Stated problem = Find the line containing "What does this" in the material below; copy that line and all following lines exactly.

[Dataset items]
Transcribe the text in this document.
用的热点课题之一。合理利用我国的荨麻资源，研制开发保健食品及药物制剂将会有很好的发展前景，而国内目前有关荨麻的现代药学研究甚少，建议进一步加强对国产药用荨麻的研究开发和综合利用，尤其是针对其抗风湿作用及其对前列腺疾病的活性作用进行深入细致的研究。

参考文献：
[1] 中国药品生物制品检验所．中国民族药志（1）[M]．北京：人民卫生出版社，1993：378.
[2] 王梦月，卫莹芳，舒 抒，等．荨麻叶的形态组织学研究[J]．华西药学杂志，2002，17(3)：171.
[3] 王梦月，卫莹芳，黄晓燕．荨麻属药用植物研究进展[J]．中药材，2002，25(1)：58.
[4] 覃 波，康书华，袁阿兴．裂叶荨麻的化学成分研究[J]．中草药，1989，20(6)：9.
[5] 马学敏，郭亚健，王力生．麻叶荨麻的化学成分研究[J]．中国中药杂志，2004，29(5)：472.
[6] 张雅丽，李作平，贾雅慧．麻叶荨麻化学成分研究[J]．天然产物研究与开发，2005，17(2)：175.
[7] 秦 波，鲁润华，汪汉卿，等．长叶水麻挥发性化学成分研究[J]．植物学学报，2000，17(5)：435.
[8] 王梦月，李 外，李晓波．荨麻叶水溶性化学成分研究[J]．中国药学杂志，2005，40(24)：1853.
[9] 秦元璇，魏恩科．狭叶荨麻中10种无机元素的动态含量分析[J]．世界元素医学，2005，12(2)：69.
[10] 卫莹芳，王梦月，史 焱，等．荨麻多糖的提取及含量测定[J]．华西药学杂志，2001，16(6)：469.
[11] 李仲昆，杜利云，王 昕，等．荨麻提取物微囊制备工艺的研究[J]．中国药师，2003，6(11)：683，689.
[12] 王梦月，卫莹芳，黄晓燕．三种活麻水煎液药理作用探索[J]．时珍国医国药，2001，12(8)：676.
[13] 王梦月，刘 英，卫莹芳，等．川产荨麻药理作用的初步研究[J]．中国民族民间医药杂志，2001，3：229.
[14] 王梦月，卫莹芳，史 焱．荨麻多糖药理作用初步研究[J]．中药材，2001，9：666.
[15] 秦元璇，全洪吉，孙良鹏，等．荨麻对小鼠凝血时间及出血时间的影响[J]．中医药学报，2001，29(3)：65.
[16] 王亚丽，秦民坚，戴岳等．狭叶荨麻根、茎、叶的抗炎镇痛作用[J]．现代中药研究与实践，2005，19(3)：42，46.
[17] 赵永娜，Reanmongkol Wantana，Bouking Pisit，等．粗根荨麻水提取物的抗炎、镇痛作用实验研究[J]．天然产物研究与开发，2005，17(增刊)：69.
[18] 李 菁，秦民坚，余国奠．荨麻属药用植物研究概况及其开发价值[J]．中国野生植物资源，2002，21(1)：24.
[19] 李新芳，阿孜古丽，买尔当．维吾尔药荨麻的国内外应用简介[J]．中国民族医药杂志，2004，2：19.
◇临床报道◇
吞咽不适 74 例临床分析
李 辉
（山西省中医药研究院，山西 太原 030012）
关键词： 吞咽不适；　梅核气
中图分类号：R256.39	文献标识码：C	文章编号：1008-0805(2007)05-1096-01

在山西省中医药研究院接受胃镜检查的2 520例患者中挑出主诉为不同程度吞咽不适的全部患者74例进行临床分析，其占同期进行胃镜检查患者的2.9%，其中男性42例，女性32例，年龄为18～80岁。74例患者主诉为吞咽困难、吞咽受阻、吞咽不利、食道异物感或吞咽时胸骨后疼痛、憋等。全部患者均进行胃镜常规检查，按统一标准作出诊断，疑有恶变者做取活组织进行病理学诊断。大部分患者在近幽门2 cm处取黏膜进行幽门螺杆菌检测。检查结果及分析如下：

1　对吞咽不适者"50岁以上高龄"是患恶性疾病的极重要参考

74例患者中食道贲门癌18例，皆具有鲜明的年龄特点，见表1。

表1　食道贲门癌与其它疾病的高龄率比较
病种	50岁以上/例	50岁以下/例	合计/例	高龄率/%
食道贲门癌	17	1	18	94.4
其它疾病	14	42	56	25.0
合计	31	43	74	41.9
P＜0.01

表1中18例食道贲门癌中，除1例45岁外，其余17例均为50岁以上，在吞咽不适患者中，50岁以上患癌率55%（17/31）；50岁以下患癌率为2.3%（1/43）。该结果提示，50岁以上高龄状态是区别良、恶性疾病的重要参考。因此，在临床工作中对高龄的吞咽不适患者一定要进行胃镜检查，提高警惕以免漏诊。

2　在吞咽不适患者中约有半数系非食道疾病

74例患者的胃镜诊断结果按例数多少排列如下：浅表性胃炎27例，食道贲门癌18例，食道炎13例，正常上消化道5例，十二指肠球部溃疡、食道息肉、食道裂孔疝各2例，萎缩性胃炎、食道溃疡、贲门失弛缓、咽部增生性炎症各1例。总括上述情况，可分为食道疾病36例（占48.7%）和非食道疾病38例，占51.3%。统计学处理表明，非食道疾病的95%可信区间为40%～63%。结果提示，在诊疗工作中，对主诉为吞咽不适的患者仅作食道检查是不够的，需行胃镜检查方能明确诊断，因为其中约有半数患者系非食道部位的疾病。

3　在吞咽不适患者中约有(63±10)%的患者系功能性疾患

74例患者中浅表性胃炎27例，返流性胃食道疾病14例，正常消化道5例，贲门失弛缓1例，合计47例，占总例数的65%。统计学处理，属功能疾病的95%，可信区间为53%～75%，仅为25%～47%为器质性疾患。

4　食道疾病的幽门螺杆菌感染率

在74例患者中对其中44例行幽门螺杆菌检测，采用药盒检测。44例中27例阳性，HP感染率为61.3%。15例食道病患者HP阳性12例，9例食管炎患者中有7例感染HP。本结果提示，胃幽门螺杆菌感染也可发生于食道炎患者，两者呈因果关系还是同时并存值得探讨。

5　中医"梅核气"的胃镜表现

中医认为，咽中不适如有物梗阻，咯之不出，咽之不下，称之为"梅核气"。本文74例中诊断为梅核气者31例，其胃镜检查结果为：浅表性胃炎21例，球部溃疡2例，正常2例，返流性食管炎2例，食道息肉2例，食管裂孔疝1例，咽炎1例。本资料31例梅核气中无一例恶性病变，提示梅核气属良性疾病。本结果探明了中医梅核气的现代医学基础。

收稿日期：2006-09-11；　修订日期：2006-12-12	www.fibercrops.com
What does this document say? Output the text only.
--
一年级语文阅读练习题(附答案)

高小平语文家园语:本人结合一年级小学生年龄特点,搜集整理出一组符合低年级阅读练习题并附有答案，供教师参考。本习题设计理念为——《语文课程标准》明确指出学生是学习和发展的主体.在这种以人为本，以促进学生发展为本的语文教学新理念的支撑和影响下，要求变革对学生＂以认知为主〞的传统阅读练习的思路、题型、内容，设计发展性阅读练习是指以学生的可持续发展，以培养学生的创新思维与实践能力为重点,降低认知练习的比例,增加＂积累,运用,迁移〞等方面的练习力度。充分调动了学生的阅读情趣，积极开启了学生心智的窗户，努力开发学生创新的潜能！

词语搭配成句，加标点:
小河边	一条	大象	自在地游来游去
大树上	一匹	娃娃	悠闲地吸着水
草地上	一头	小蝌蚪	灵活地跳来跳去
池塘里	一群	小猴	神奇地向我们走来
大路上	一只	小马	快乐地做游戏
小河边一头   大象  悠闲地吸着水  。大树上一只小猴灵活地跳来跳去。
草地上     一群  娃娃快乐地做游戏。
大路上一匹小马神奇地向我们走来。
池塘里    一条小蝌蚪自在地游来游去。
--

Exercise result =
What does this document say? Output the text only.
--
一年级语文阅读练习题(附答案)

高小平语文家园语:本人结合一年级小学生年龄特点,搜集整理出一组符合低年级阅读练习题并附有答案，供教师参考。本习题设计理念为——《语文课程标准》明确指出学生是学习和发展的主体.在这种以人为本，以促进学生发展为本的语文教学新理念的支撑和影响下，要求变革对学生＂以认知为主〞的传统阅读练习的思路、题型、内容，设计发展性阅读练习是指以学生的可持续发展，以培养学生的创新思维与实践能力为重点,降低认知练习的比例,增加＂积累,运用,迁移〞等方面的练习力度。充分调动了学生的阅读情趣，积极开启了学生心智的窗户，努力开发学生创新的潜能！

词语搭配成句，加标点:
小河边	一条	大象	自在地游来游去
大树上	一匹	娃娃	悠闲地吸着水
草地上	一头	小蝌蚪	灵活地跳来跳去
池塘里	一群	小猴	神奇地向我们走来
大路上	一只	小马	快乐地做游戏
小河边一头   大象  悠闲地吸着水  。大树上一只小猴灵活地跳来跳去。
草地上     一群  娃娃快乐地做游戏。
大路上一匹小马神奇地向我们走来。
池塘里    一条小蝌蚪自在地游来游去。
--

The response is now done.